Each entry below must be repeated exactly, with pictures left out.

[START OF Data provided]

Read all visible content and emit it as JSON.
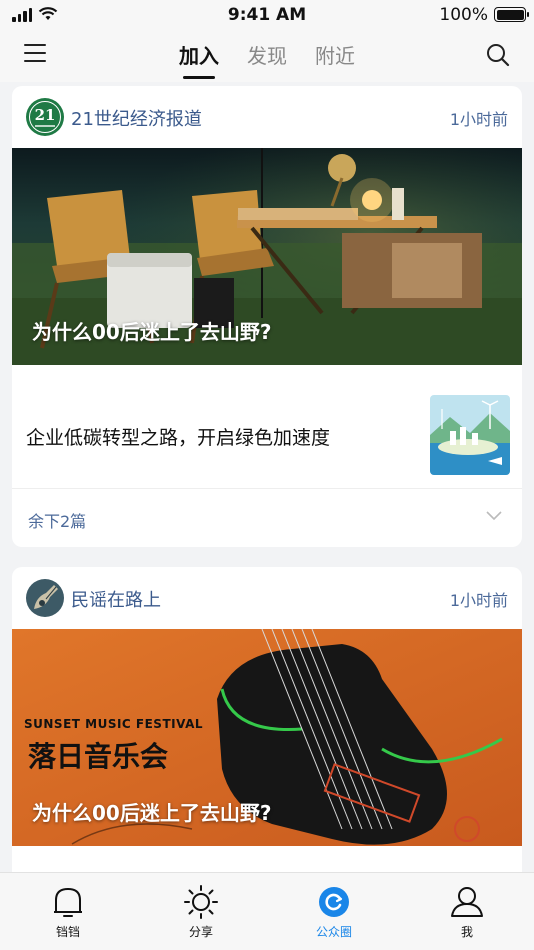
{
  "status_bar": {
    "time": "9:41 AM",
    "battery": "100%"
  },
  "nav": {
    "tabs": [
      {
        "label": "加入",
        "active": true
      },
      {
        "label": "发现",
        "active": false
      },
      {
        "label": "附近",
        "active": false
      }
    ],
    "menu_icon": "hamburger-menu-icon",
    "search_icon": "search-icon"
  },
  "cards": [
    {
      "account": "21世纪经济报道",
      "avatar_text": "21",
      "time_ago": "1小时前",
      "hero_caption": "为什么00后迷上了去山野?",
      "article_title": "企业低碳转型之路，开启绿色加速度",
      "more_label": "余下2篇"
    },
    {
      "account": "民谣在路上",
      "time_ago": "1小时前",
      "poster_title_en": "SUNSET MUSIC FESTIVAL",
      "poster_title_cn": "落日音乐会",
      "hero_caption": "为什么00后迷上了去山野?"
    }
  ],
  "tabbar": {
    "items": [
      {
        "label": "铛铛",
        "icon": "bell-icon",
        "active": false
      },
      {
        "label": "分享",
        "icon": "sun-icon",
        "active": false
      },
      {
        "label": "公众圈",
        "icon": "refresh-circle-icon",
        "active": true
      },
      {
        "label": "我",
        "icon": "person-icon",
        "active": false
      }
    ]
  },
  "colors": {
    "accent": "#1a86e8",
    "link": "#4c6a9a",
    "avatar_green": "#1f7a45"
  }
}
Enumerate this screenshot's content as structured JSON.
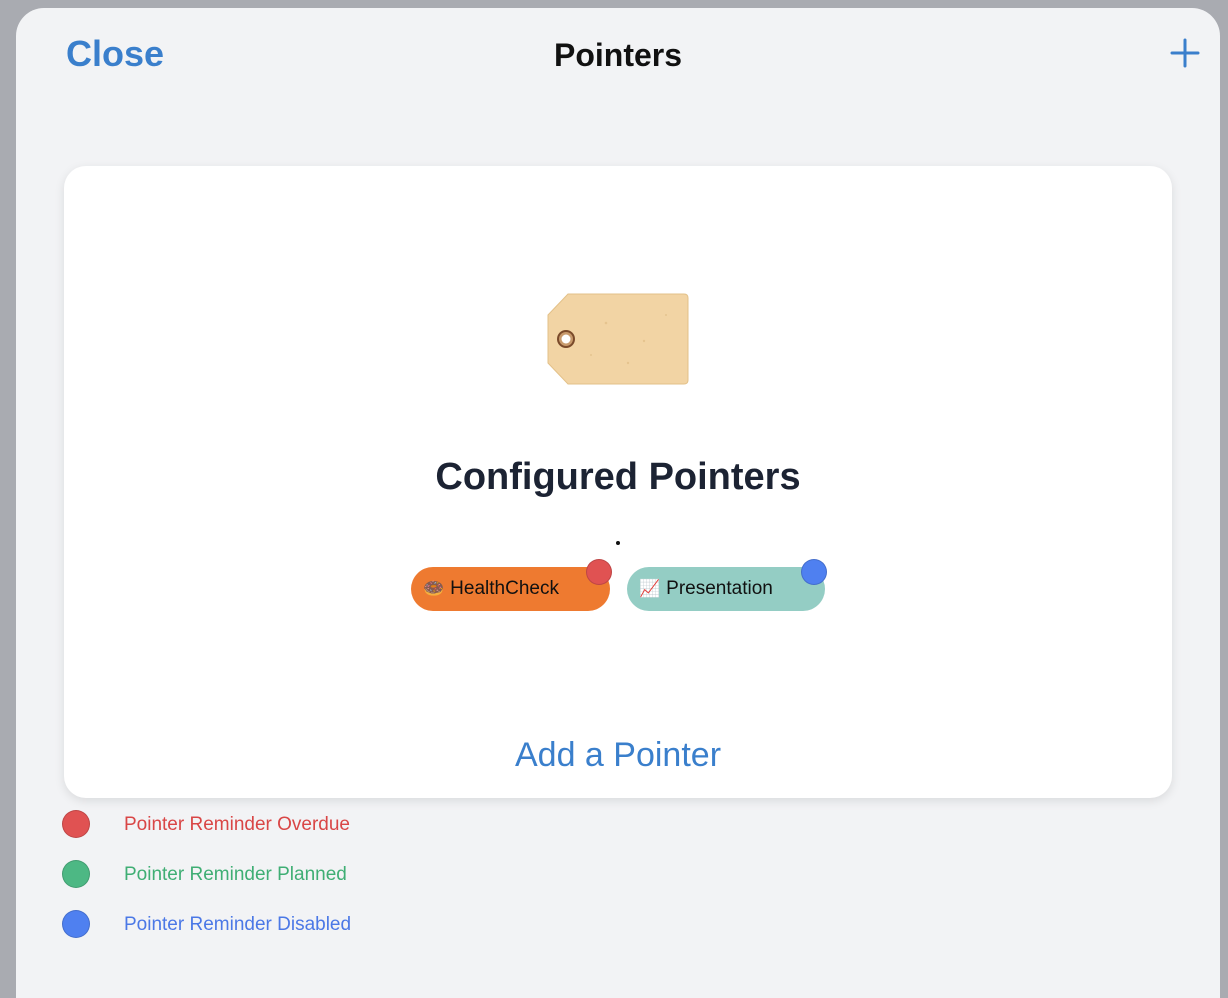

[END OF Data provided]

* **Response to this exercise**
Read all visible content and emit it as JSON.
{
  "status_bar": {
    "time": "9:41 AM",
    "battery": "100%"
  },
  "nav": {
    "tabs": [
      {
        "label": "加入",
        "active": true
      },
      {
        "label": "发现",
        "active": false
      },
      {
        "label": "附近",
        "active": false
      }
    ],
    "menu_icon": "hamburger-menu-icon",
    "search_icon": "search-icon"
  },
  "cards": [
    {
      "account": "21世纪经济报道",
      "avatar_text": "21",
      "time_ago": "1小时前",
      "hero_caption": "为什么00后迷上了去山野?",
      "article_title": "企业低碳转型之路，开启绿色加速度",
      "more_label": "余下2篇"
    },
    {
      "account": "民谣在路上",
      "time_ago": "1小时前",
      "poster_title_en": "SUNSET MUSIC FESTIVAL",
      "poster_title_cn": "落日音乐会",
      "hero_caption": "为什么00后迷上了去山野?"
    }
  ],
  "tabbar": {
    "items": [
      {
        "label": "铛铛",
        "icon": "bell-icon",
        "active": false
      },
      {
        "label": "分享",
        "icon": "sun-icon",
        "active": false
      },
      {
        "label": "公众圈",
        "icon": "refresh-circle-icon",
        "active": true
      },
      {
        "label": "我",
        "icon": "person-icon",
        "active": false
      }
    ]
  },
  "colors": {
    "accent": "#1a86e8",
    "link": "#4c6a9a",
    "avatar_green": "#1f7a45"
  }
}
Enumerate this screenshot's content as structured JSON.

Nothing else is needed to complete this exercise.